[Goal of the exercise] Search the records that follow and extract every line containing the string "fabricante".

--- Listed records ---

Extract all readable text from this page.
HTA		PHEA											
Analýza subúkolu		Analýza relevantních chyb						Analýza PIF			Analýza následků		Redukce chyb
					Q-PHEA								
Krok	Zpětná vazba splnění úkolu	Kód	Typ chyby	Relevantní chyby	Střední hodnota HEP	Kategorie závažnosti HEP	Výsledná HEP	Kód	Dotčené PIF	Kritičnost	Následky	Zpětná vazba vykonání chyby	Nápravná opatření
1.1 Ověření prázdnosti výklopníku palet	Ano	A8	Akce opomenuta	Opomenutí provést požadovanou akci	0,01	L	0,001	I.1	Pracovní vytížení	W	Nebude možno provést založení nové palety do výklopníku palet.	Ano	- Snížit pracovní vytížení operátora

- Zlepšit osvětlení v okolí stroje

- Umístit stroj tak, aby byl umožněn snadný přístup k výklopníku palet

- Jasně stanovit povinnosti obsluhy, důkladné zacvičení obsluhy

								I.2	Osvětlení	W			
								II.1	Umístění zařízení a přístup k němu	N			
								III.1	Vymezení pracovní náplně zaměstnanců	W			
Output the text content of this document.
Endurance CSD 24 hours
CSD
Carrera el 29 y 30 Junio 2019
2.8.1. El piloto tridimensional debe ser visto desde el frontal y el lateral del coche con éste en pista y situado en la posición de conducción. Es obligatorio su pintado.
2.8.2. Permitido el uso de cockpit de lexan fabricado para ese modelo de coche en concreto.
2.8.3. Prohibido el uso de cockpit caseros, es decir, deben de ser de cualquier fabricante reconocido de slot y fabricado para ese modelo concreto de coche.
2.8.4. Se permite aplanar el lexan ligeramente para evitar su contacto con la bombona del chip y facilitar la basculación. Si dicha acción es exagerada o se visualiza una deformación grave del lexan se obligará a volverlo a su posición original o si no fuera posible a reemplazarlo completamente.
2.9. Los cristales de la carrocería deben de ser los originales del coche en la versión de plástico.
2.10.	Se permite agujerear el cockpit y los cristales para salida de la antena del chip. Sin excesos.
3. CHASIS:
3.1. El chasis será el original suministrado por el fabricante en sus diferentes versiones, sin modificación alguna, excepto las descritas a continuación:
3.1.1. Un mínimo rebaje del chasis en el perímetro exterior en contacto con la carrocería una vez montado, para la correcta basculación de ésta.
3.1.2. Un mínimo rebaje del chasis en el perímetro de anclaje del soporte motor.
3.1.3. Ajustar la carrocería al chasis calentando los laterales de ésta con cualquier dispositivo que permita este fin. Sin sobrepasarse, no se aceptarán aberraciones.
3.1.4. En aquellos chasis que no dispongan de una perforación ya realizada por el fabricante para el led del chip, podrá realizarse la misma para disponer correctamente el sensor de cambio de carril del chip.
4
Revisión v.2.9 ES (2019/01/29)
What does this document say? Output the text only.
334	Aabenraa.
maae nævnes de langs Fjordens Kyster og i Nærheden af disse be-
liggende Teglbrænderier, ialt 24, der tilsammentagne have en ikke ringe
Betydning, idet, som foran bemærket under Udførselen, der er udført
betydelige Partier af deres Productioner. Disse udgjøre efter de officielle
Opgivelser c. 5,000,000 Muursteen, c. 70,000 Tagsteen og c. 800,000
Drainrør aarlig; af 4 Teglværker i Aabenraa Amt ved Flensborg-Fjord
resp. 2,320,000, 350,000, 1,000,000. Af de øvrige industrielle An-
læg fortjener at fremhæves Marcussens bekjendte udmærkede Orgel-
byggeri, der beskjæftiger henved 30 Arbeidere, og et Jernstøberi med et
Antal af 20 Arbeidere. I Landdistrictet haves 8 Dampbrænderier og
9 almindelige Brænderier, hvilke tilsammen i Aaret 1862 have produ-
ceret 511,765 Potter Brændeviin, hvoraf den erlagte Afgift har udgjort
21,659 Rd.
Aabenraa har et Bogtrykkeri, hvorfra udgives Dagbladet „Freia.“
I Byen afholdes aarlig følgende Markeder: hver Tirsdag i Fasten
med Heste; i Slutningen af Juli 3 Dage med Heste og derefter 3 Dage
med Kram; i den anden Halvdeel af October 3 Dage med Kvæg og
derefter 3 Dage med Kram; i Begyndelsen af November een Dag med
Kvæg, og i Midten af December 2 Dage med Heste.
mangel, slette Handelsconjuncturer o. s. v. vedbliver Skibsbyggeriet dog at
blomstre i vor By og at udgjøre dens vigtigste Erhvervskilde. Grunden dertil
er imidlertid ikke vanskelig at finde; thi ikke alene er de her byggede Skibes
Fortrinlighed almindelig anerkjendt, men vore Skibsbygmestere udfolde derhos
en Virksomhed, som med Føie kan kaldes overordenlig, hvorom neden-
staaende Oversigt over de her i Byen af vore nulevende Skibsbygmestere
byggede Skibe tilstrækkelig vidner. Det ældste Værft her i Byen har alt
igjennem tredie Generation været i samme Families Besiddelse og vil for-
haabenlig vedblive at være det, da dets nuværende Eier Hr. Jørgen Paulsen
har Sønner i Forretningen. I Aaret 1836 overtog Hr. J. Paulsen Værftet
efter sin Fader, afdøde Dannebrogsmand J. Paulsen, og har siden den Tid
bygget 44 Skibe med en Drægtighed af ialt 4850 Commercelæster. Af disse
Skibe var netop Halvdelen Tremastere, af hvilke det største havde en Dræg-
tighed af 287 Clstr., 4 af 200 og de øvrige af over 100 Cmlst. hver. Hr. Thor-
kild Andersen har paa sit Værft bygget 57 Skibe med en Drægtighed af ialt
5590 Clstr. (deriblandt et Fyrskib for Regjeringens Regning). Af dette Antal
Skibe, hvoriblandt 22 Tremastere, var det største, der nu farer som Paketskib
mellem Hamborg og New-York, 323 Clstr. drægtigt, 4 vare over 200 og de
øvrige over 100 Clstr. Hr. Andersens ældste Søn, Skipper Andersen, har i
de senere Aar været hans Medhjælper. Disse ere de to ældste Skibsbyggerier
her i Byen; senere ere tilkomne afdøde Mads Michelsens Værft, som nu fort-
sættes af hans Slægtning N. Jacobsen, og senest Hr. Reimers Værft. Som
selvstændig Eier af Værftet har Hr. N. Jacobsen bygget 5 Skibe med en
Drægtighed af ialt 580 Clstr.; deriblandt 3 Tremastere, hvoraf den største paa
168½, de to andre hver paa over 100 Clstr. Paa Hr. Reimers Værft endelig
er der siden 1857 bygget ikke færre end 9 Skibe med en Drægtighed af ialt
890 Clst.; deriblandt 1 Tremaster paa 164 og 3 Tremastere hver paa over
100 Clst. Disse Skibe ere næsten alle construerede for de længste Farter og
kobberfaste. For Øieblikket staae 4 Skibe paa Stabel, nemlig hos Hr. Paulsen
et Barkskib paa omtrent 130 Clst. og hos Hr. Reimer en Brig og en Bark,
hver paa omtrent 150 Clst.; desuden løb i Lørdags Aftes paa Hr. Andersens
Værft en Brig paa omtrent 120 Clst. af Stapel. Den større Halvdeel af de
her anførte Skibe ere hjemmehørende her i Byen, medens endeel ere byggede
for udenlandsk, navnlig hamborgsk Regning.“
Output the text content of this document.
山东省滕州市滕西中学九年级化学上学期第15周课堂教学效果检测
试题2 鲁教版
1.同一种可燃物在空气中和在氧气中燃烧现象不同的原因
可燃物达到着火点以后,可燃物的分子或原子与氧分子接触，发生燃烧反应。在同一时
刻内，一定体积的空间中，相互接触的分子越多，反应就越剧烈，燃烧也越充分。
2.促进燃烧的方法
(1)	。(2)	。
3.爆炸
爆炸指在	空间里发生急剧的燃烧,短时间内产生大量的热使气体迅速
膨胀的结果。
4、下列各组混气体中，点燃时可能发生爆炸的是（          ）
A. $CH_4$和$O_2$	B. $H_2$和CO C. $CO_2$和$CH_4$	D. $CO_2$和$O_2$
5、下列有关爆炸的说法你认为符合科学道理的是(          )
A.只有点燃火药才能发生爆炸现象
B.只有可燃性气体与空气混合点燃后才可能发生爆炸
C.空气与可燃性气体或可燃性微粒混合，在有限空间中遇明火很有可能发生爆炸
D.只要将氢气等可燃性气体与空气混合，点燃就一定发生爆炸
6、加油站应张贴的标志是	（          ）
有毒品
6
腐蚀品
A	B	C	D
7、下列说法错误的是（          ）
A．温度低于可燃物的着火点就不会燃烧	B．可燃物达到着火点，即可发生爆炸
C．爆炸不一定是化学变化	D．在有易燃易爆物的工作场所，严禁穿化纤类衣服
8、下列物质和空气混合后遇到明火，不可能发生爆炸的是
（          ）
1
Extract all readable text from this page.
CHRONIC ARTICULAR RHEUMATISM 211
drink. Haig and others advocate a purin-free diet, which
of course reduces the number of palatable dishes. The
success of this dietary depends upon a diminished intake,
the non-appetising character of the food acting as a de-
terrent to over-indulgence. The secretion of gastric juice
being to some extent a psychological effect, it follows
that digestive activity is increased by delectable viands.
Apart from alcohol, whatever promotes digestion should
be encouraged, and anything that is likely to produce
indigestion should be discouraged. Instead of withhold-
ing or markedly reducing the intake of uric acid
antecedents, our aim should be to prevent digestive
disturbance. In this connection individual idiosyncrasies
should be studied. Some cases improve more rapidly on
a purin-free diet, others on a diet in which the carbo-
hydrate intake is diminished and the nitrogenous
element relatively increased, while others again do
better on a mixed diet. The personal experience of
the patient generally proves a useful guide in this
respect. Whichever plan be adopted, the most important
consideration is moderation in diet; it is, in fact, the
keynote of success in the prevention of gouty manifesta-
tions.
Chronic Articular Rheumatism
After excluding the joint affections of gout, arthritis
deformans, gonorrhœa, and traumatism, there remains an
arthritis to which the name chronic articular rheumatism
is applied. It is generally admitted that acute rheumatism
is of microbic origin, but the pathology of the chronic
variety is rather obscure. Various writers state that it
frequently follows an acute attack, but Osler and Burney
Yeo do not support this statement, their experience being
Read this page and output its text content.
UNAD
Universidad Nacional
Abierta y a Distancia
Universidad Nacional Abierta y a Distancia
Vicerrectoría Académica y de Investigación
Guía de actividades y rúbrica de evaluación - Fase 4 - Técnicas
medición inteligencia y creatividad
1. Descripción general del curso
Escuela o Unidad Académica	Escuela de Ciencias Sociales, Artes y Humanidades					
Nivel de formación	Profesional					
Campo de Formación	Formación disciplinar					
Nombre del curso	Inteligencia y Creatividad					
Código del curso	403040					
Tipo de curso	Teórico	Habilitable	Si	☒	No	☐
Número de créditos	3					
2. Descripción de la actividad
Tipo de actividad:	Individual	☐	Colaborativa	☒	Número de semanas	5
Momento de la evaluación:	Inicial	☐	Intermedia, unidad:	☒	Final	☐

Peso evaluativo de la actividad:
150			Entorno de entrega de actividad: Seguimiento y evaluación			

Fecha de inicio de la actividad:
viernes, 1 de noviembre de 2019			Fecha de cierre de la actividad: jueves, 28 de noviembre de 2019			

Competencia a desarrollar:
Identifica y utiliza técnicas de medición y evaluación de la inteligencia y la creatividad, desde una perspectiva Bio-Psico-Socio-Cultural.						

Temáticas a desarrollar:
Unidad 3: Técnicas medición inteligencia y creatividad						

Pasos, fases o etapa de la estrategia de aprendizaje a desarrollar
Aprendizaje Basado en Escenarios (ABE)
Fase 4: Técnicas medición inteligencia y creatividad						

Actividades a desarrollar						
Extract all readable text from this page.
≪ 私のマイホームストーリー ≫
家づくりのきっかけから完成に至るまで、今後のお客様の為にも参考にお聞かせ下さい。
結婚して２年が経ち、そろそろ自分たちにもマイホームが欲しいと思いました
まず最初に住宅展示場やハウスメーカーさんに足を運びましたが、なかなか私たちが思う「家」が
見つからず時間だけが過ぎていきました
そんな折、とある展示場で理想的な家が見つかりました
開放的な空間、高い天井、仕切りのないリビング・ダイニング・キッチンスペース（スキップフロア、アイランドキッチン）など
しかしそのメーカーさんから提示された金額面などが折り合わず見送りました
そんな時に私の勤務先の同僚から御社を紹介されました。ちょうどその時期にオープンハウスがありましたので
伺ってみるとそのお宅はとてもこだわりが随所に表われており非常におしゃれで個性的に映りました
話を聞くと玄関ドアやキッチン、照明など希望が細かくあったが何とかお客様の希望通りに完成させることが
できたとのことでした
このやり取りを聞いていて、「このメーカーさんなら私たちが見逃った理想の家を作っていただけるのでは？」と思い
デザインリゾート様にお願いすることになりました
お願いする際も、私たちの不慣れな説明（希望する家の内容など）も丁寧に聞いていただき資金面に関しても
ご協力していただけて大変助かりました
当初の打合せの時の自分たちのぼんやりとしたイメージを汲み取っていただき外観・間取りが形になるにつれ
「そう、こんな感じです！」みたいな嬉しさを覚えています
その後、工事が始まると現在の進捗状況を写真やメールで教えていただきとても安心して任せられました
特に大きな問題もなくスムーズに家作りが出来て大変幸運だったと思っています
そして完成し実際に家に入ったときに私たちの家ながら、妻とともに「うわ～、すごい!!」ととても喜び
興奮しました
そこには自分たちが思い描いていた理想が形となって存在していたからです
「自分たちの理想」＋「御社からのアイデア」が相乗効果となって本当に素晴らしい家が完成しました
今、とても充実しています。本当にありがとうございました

---

[Exercise answer]
2.8.3. Prohibido el uso de cockpit caseros, es decir, deben de ser de cualquier fabricante reconocido de slot y fabricado para ese modelo concreto de coche.
3.1. El chasis será el original suministrado por el fabricante en sus diferentes versiones, sin modificación alguna, excepto las descritas a continuación:
3.1.4. En aquellos chasis que no dispongan de una perforación ya realizada por el fabricante para el led del chip, podrá realizarse la misma para disponer correctamente el sensor de cambio de carril del chip.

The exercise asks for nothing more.